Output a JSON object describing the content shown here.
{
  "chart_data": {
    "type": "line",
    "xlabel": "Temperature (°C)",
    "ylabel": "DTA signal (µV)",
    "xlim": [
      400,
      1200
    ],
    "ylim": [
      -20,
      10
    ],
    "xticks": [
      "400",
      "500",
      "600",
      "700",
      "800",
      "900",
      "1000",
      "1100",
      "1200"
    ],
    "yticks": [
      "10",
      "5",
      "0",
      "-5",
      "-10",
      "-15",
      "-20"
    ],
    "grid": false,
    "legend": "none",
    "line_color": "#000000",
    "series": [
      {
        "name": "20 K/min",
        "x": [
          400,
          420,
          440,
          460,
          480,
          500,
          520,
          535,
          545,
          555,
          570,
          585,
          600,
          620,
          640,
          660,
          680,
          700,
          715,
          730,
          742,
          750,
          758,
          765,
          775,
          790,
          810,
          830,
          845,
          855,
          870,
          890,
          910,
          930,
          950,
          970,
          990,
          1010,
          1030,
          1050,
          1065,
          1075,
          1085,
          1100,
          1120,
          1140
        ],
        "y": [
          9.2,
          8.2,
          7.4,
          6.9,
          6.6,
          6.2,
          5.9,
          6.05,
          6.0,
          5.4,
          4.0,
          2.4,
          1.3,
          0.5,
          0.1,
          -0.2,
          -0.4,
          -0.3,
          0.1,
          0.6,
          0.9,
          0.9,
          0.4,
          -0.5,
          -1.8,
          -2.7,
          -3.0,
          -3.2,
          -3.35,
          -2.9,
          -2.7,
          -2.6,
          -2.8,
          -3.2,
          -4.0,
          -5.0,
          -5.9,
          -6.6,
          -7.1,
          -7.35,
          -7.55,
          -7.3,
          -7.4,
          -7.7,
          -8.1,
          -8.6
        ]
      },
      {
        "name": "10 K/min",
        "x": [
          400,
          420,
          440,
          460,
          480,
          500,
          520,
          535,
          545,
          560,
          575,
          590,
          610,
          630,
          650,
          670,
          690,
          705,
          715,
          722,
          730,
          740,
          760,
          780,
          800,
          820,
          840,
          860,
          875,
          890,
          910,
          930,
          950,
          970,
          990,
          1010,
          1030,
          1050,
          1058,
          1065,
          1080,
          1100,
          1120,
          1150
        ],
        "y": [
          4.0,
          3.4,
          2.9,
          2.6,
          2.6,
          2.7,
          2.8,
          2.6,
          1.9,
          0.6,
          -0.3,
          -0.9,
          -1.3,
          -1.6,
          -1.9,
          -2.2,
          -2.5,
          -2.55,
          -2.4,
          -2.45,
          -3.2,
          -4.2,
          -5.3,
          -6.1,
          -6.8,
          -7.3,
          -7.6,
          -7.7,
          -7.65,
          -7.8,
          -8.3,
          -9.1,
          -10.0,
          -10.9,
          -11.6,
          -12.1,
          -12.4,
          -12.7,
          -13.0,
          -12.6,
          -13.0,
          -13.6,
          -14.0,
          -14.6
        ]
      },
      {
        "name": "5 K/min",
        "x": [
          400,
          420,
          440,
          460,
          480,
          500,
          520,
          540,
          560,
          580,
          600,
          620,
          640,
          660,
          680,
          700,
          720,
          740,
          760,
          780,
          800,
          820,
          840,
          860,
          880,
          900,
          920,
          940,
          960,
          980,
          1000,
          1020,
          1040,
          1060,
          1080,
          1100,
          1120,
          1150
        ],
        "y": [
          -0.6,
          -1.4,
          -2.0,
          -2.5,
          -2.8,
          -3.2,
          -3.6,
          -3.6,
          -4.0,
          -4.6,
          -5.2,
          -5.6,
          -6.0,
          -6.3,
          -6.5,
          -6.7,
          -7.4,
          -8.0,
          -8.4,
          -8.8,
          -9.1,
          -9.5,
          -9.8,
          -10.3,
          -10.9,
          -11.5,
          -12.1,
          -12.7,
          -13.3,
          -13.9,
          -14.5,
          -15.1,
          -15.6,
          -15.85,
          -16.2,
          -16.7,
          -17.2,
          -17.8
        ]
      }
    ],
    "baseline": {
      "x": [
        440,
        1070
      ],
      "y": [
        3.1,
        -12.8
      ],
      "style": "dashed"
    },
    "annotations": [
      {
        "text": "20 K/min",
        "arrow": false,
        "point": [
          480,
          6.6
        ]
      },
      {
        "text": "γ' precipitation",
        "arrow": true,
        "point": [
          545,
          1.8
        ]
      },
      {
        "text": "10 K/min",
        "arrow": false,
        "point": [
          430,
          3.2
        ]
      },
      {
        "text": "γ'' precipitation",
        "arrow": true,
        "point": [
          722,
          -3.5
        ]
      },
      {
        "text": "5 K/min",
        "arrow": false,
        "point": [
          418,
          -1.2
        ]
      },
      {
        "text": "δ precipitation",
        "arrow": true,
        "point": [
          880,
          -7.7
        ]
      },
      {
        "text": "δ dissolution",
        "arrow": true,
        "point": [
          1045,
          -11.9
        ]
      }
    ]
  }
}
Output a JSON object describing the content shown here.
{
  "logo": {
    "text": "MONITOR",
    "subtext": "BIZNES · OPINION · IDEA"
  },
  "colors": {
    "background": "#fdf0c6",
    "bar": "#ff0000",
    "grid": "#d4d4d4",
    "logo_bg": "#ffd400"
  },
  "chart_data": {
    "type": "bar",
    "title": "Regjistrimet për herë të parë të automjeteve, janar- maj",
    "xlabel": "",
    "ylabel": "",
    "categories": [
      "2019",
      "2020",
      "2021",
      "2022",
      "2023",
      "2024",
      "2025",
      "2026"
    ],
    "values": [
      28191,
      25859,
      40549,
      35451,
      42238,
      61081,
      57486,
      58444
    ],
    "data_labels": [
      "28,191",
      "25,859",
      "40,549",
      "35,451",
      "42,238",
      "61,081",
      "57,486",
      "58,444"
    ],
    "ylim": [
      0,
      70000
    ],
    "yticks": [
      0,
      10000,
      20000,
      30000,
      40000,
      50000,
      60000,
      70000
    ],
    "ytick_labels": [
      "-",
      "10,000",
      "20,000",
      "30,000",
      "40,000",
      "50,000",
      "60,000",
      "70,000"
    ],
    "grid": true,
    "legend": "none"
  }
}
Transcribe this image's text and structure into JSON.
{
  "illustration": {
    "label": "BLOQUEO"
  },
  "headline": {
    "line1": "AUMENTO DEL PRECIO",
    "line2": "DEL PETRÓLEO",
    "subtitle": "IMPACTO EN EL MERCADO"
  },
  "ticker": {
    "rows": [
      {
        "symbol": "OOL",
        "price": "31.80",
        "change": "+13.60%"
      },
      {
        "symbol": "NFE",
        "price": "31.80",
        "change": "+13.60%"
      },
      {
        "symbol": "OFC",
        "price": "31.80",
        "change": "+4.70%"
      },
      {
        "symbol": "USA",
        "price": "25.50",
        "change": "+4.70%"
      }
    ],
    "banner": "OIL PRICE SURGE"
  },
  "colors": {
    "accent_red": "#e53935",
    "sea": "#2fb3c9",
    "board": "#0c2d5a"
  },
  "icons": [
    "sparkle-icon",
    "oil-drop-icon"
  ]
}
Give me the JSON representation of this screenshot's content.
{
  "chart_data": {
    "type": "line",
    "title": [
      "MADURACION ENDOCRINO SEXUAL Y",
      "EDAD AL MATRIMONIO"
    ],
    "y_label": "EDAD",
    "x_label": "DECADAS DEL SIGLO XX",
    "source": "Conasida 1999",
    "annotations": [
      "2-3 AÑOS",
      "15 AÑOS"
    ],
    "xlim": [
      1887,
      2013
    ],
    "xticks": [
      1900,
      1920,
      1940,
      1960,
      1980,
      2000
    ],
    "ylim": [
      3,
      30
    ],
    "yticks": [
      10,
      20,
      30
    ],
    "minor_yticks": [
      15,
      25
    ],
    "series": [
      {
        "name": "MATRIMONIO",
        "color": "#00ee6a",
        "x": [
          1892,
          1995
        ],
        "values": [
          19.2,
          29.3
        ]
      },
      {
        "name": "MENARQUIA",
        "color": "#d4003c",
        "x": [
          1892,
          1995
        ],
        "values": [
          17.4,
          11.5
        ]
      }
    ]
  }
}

The request
Repeat, exactly and only, the lines above from the one containing "Give me the" through the end of the material.

Solved problem
Give me the JSON representation of this screenshot's content.
{
  "chart_data": {
    "type": "line",
    "title": [
      "MADURACION ENDOCRINO SEXUAL Y",
      "EDAD AL MATRIMONIO"
    ],
    "y_label": "EDAD",
    "x_label": "DECADAS DEL SIGLO XX",
    "source": "Conasida 1999",
    "annotations": [
      "2-3 AÑOS",
      "15 AÑOS"
    ],
    "xlim": [
      1887,
      2013
    ],
    "xticks": [
      1900,
      1920,
      1940,
      1960,
      1980,
      2000
    ],
    "ylim": [
      3,
      30
    ],
    "yticks": [
      10,
      20,
      30
    ],
    "minor_yticks": [
      15,
      25
    ],
    "series": [
      {
        "name": "MATRIMONIO",
        "color": "#00ee6a",
        "x": [
          1892,
          1995
        ],
        "values": [
          19.2,
          29.3
        ]
      },
      {
        "name": "MENARQUIA",
        "color": "#d4003c",
        "x": [
          1892,
          1995
        ],
        "values": [
          17.4,
          11.5
        ]
      }
    ]
  }
}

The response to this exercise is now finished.